**数据记录**
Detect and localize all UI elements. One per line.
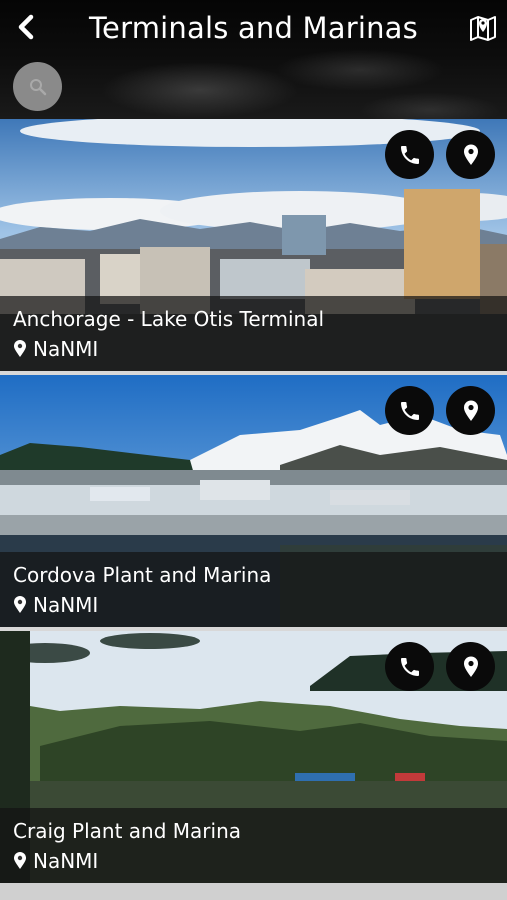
directions-button[interactable] (446, 642, 495, 691)
phone-icon (400, 145, 419, 164)
call-button[interactable] (385, 642, 434, 691)
terminal-card-anchorage[interactable]: Anchorage - Lake Otis Terminal NaNMI (0, 119, 507, 371)
phone-icon (400, 401, 419, 420)
map-pin-icon (463, 656, 478, 677)
page-title: Terminals and Marinas (89, 11, 418, 45)
header: Terminals and Marinas (0, 0, 507, 119)
call-button[interactable] (385, 386, 434, 435)
card-divider (0, 883, 507, 900)
map-pin-icon (14, 852, 26, 869)
terminal-card-craig[interactable]: Craig Plant and Marina NaNMI (0, 631, 507, 883)
directions-button[interactable] (446, 386, 495, 435)
terminal-name: Craig Plant and Marina (13, 819, 242, 843)
directions-button[interactable] (446, 130, 495, 179)
call-button[interactable] (385, 130, 434, 179)
terminal-location-label: NaNMI (33, 849, 99, 873)
terminal-location-label: NaNMI (33, 593, 99, 617)
search-icon (29, 78, 46, 95)
terminal-card-cordova[interactable]: Cordova Plant and Marina NaNMI (0, 375, 507, 627)
phone-icon (400, 657, 419, 676)
map-pin-icon (463, 400, 478, 421)
terminal-location: NaNMI (13, 337, 98, 361)
terminal-location: NaNMI (13, 593, 98, 617)
map-pin-icon (463, 144, 478, 165)
terminal-location: NaNMI (13, 849, 98, 873)
map-icon (470, 16, 496, 41)
search-button[interactable] (13, 62, 62, 111)
terminal-location-label: NaNMI (33, 337, 99, 361)
map-pin-icon (14, 340, 26, 357)
map-pin-icon (14, 596, 26, 613)
terminal-name: Anchorage - Lake Otis Terminal (13, 307, 325, 331)
terminal-name: Cordova Plant and Marina (13, 563, 272, 587)
map-button[interactable] (468, 12, 498, 42)
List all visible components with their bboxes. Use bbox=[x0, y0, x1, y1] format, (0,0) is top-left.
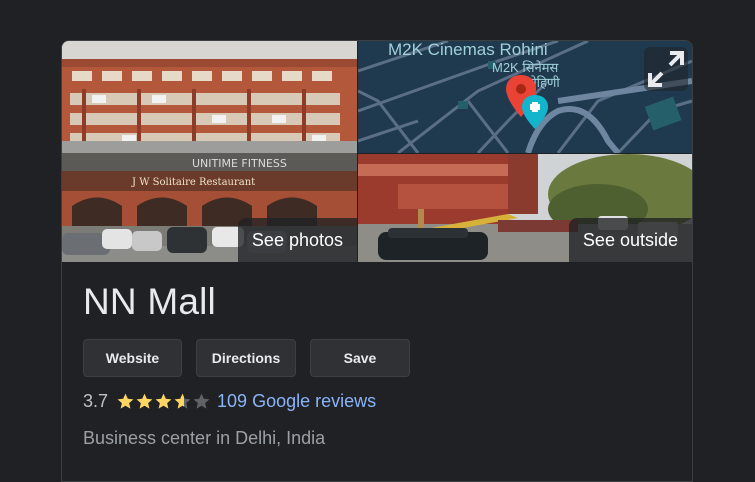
star-icon bbox=[136, 393, 153, 409]
street-view-tile[interactable]: See outside bbox=[358, 154, 692, 262]
save-button[interactable]: Save bbox=[310, 339, 410, 377]
expand-map-button[interactable] bbox=[644, 47, 688, 91]
building-sign-restaurant: J W Solitaire Restaurant bbox=[131, 177, 255, 188]
website-button[interactable]: Website bbox=[83, 339, 182, 377]
directions-button[interactable]: Directions bbox=[196, 339, 296, 377]
see-outside-button[interactable]: See outside bbox=[568, 218, 692, 262]
map-tile[interactable]: M2K Cinemas Rohini M2K सिनेमस रोहिणी bbox=[358, 41, 692, 153]
rating-row: 3.7 109 Google reviews bbox=[83, 391, 376, 412]
main-photo[interactable]: UNITIME FITNESS J W Solitaire Restaurant bbox=[62, 41, 357, 262]
knowledge-panel: UNITIME FITNESS J W Solitaire Restaurant bbox=[61, 40, 693, 482]
building-sign-fitness: UNITIME FITNESS bbox=[192, 157, 287, 170]
rating-value: 3.7 bbox=[83, 391, 109, 411]
action-buttons: Website Directions Save bbox=[83, 339, 410, 377]
star-rating bbox=[116, 392, 211, 411]
photo-grid: UNITIME FITNESS J W Solitaire Restaurant bbox=[62, 41, 692, 262]
reviews-link[interactable]: 109 Google reviews bbox=[217, 391, 376, 412]
place-title: NN Mall bbox=[83, 281, 216, 322]
place-category: Business center in Delhi, India bbox=[83, 428, 326, 448]
star-icon bbox=[117, 393, 134, 409]
star-icon bbox=[155, 393, 172, 409]
cinema-icon bbox=[522, 95, 548, 129]
star-empty-icon bbox=[193, 393, 210, 409]
star-half-icon bbox=[174, 393, 191, 409]
see-photos-button[interactable]: See photos bbox=[237, 218, 357, 262]
expand-icon bbox=[648, 51, 684, 87]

**练习**
请原样返回上方记录中从含有“star-icon bbox=[136, 393, 153, 409]”的那一行起、到含有“action-buttons: Website Directions”的那一行止的各行，首尾两行都包括在内。

**完整答案**
star-icon bbox=[136, 393, 153, 409]
street-view-tile[interactable]: See outside bbox=[358, 154, 692, 262]
save-button[interactable]: Save bbox=[310, 339, 410, 377]
expand-map-button[interactable] bbox=[644, 47, 688, 91]
building-sign-restaurant: J W Solitaire Restaurant bbox=[131, 177, 255, 188]
website-button[interactable]: Website bbox=[83, 339, 182, 377]
directions-button[interactable]: Directions bbox=[196, 339, 296, 377]
see-outside-button[interactable]: See outside bbox=[568, 218, 692, 262]
map-tile[interactable]: M2K Cinemas Rohini M2K सिनेमस रोहिणी bbox=[358, 41, 692, 153]
rating-row: 3.7 109 Google reviews bbox=[83, 391, 376, 412]
main-photo[interactable]: UNITIME FITNESS J W Solitaire Restaurant bbox=[62, 41, 357, 262]
knowledge-panel: UNITIME FITNESS J W Solitaire Restaurant bbox=[61, 40, 693, 482]
building-sign-fitness: UNITIME FITNESS bbox=[192, 157, 287, 170]
rating-value: 3.7 bbox=[83, 391, 109, 411]
action-buttons: Website Directions Save bbox=[83, 339, 410, 377]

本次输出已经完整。